■ **PROBLEM REQUIREMENTS**
Exact repetition is required: output every record in full.

■ **MATERIAL**
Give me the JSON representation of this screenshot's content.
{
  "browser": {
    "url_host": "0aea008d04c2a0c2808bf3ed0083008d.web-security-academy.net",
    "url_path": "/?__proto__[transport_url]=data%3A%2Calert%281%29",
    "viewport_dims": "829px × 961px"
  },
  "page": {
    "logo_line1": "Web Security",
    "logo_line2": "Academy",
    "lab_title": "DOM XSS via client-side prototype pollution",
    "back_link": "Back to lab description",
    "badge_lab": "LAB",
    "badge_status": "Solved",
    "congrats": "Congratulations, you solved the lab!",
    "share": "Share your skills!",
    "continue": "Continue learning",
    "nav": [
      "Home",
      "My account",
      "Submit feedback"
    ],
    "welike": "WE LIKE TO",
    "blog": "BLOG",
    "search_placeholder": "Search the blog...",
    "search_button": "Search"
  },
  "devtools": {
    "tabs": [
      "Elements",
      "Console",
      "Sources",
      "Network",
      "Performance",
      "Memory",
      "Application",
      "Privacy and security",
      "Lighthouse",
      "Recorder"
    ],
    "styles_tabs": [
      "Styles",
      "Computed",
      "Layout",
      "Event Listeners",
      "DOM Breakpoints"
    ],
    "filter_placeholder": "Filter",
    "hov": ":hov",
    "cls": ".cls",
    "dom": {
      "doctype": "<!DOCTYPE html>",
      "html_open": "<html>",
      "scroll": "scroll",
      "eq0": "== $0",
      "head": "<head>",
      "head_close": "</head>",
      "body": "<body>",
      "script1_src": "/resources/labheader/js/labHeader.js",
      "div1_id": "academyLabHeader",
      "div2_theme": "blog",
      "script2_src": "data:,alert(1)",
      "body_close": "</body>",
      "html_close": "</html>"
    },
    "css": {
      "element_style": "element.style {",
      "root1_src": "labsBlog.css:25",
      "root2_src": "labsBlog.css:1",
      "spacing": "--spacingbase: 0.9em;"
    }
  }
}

■ **THE REPLY**
Give me the JSON representation of this screenshot's content.
{
  "browser": {
    "url_host": "0aea008d04c2a0c2808bf3ed0083008d.web-security-academy.net",
    "url_path": "/?__proto__[transport_url]=data%3A%2Calert%281%29",
    "viewport_dims": "829px × 961px"
  },
  "page": {
    "logo_line1": "Web Security",
    "logo_line2": "Academy",
    "lab_title": "DOM XSS via client-side prototype pollution",
    "back_link": "Back to lab description",
    "badge_lab": "LAB",
    "badge_status": "Solved",
    "congrats": "Congratulations, you solved the lab!",
    "share": "Share your skills!",
    "continue": "Continue learning",
    "nav": [
      "Home",
      "My account",
      "Submit feedback"
    ],
    "welike": "WE LIKE TO",
    "blog": "BLOG",
    "search_placeholder": "Search the blog...",
    "search_button": "Search"
  },
  "devtools": {
    "tabs": [
      "Elements",
      "Console",
      "Sources",
      "Network",
      "Performance",
      "Memory",
      "Application",
      "Privacy and security",
      "Lighthouse",
      "Recorder"
    ],
    "styles_tabs": [
      "Styles",
      "Computed",
      "Layout",
      "Event Listeners",
      "DOM Breakpoints"
    ],
    "filter_placeholder": "Filter",
    "hov": ":hov",
    "cls": ".cls",
    "dom": {
      "doctype": "<!DOCTYPE html>",
      "html_open": "<html>",
      "scroll": "scroll",
      "eq0": "== $0",
      "head": "<head>",
      "head_close": "</head>",
      "body": "<body>",
      "script1_src": "/resources/labheader/js/labHeader.js",
      "div1_id": "academyLabHeader",
      "div2_theme": "blog",
      "script2_src": "data:,alert(1)",
      "body_close": "</body>",
      "html_close": "</html>"
    },
    "css": {
      "element_style": "element.style {",
      "root1_src": "labsBlog.css:25",
      "root2_src": "labsBlog.css:1",
      "spacing": "--spacingbase: 0.9em;"
    }
  }
}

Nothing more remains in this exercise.